### Set exercise
Gather all lines with the word "name" in them.

### Data for this exercise
----------------------------------------

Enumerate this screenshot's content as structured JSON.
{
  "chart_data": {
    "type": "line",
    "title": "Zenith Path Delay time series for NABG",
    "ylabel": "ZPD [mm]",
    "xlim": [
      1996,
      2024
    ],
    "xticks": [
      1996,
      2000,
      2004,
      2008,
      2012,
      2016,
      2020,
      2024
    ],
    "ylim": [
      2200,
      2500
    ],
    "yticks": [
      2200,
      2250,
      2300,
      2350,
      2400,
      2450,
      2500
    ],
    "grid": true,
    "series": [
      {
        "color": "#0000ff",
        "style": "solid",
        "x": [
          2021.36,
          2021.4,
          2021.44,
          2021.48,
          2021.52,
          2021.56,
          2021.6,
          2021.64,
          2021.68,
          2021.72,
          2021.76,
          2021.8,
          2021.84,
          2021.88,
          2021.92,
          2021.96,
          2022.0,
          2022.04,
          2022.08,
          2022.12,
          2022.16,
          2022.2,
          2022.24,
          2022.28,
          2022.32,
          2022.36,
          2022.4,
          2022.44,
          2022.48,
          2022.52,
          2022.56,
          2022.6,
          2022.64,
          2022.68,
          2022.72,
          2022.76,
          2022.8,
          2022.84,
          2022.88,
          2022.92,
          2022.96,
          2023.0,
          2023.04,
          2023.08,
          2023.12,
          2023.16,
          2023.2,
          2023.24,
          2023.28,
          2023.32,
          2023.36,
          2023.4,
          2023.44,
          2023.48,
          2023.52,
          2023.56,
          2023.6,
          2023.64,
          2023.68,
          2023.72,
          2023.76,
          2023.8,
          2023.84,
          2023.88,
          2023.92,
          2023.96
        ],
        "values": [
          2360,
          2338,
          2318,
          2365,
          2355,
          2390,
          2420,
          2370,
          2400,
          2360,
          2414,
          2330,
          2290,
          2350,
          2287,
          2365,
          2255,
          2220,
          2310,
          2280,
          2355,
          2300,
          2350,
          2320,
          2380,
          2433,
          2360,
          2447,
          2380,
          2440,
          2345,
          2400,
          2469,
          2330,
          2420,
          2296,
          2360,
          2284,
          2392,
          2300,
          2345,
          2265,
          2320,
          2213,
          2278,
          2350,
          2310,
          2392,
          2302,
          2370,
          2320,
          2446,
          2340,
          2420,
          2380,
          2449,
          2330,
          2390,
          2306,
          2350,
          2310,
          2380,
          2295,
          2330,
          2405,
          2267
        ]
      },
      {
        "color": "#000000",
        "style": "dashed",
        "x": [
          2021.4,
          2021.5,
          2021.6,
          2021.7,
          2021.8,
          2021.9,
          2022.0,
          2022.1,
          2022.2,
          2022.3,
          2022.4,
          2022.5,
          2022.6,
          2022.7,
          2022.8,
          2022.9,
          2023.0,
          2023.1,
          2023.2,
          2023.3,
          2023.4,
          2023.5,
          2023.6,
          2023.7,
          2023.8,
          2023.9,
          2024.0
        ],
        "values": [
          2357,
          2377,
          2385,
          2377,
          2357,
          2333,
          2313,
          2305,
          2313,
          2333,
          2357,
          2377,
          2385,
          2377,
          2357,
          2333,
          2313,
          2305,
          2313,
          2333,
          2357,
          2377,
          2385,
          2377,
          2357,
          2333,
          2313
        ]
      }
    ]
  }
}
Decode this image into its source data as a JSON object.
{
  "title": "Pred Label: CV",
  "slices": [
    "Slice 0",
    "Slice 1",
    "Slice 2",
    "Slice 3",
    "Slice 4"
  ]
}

----------------------------------------

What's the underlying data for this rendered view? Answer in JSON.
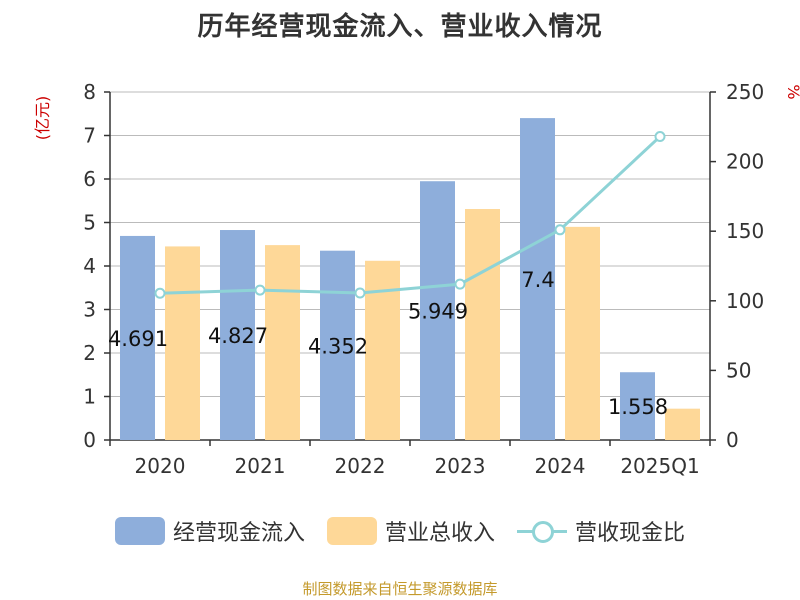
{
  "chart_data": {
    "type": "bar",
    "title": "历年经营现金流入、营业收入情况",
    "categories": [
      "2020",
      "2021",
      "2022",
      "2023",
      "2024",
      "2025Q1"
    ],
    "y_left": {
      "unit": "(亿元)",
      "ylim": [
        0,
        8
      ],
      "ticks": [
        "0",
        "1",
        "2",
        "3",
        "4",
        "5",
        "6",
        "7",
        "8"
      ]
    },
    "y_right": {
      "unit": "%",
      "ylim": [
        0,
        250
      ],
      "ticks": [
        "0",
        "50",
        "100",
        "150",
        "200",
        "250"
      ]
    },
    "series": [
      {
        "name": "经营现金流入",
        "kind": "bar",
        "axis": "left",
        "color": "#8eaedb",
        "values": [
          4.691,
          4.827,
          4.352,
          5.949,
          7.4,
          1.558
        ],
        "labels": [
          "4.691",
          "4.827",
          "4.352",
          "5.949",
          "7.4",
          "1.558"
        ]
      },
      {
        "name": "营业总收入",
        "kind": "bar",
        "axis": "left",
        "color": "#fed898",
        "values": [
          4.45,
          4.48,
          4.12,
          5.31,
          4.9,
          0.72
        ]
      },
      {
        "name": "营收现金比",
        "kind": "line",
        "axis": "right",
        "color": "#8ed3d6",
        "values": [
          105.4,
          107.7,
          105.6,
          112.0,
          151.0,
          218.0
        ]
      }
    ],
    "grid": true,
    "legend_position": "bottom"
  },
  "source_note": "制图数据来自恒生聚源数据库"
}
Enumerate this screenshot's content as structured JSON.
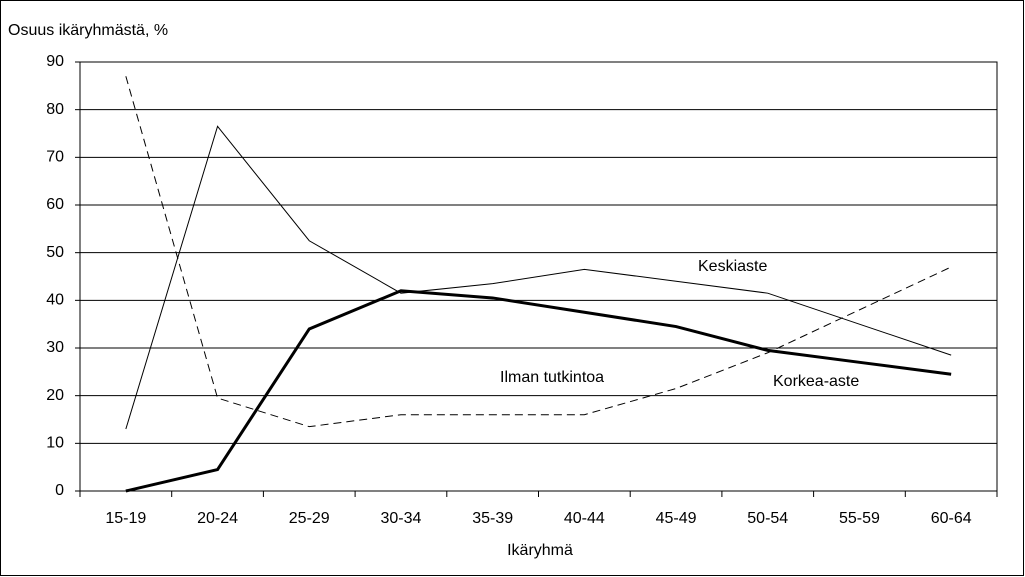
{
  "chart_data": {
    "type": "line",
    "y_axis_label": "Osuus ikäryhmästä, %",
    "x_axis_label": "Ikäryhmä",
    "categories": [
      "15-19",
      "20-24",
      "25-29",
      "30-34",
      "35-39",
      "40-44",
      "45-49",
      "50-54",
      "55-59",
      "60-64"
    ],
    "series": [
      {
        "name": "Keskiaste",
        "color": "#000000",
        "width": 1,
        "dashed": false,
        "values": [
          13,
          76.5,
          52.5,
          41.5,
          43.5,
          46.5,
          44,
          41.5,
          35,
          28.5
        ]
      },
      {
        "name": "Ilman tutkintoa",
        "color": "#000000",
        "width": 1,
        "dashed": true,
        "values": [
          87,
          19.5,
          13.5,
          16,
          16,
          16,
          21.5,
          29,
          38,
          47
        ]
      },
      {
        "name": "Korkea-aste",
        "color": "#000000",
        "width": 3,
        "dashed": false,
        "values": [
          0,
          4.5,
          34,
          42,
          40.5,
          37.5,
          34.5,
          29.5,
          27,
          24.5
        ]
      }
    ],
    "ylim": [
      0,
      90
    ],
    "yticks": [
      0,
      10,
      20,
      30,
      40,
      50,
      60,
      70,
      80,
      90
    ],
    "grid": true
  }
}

----------------------------------------

### Finished exercise
        "name": "经营现金流入",
        "name": "营业总收入",
        "name": "营收现金比",
        "name": "Keskiaste",
        "name": "Ilman tutkintoa",
        "name": "Korkea-aste",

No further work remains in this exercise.